Begin Data shown

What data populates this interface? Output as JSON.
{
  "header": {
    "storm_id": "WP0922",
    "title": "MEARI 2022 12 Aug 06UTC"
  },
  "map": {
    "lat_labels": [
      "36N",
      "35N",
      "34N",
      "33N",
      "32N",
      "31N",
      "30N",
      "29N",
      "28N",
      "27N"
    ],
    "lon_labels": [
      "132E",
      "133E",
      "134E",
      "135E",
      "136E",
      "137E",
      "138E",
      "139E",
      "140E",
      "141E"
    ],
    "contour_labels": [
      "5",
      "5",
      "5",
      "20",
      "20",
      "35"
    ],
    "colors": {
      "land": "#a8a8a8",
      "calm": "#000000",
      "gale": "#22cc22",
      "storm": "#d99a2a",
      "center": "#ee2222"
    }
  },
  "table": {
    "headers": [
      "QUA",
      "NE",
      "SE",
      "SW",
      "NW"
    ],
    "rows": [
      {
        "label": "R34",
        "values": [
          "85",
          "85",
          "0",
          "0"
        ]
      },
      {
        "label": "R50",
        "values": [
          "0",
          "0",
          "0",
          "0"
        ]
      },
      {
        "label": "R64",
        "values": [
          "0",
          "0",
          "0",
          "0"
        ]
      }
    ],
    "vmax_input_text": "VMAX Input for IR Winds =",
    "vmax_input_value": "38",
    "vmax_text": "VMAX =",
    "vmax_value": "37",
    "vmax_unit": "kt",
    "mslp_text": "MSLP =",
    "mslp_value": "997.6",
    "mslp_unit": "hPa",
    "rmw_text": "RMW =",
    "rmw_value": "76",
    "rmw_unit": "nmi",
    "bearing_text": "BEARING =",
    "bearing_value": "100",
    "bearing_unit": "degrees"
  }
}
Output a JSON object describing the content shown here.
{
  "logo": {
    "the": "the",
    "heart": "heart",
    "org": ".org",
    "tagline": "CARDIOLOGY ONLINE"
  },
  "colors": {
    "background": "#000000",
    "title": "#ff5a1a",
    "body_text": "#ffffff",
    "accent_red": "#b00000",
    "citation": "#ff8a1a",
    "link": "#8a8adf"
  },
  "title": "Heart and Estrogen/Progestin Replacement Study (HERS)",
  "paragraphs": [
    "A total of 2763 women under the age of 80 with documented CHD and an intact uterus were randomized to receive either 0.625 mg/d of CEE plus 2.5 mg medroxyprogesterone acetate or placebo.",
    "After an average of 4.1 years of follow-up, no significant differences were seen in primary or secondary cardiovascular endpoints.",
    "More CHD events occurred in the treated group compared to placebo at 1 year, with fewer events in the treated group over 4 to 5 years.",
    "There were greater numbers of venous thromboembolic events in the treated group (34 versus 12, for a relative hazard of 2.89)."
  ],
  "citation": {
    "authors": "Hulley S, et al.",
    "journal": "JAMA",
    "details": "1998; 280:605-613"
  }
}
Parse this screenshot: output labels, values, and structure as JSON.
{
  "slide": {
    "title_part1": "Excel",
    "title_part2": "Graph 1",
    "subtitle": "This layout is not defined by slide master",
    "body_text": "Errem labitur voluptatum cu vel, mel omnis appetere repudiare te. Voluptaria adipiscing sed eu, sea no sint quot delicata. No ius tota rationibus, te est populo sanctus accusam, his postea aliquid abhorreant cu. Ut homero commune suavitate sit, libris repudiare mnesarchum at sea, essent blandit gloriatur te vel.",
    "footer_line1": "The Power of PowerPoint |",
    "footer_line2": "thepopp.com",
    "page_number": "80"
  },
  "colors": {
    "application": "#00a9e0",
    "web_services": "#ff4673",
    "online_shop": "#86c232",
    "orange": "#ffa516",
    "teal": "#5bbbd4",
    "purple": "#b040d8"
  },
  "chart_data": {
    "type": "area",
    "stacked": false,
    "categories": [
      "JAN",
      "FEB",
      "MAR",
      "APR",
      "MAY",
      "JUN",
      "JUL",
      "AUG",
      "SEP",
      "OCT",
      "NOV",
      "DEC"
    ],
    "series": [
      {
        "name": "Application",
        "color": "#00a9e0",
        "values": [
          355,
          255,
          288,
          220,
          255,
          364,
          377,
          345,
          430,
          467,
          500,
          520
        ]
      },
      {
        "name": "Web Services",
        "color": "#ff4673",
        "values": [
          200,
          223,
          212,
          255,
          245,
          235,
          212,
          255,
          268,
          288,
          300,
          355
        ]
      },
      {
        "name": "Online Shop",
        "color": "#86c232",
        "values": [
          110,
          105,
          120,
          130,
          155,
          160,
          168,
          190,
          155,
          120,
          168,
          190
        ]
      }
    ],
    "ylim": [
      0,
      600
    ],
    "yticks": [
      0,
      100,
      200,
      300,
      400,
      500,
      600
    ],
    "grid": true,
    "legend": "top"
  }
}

End Data shown

- **Given task**
Leave out every line without the string "treated" and copy the rest.

- **Written reply**
    "More CHD events occurred in the treated group compared to placebo at 1 year, with fewer events in the treated group over 4 to 5 years.",
    "There were greater numbers of venous thromboembolic events in the treated group (34 versus 12, for a relative hazard of 2.89)."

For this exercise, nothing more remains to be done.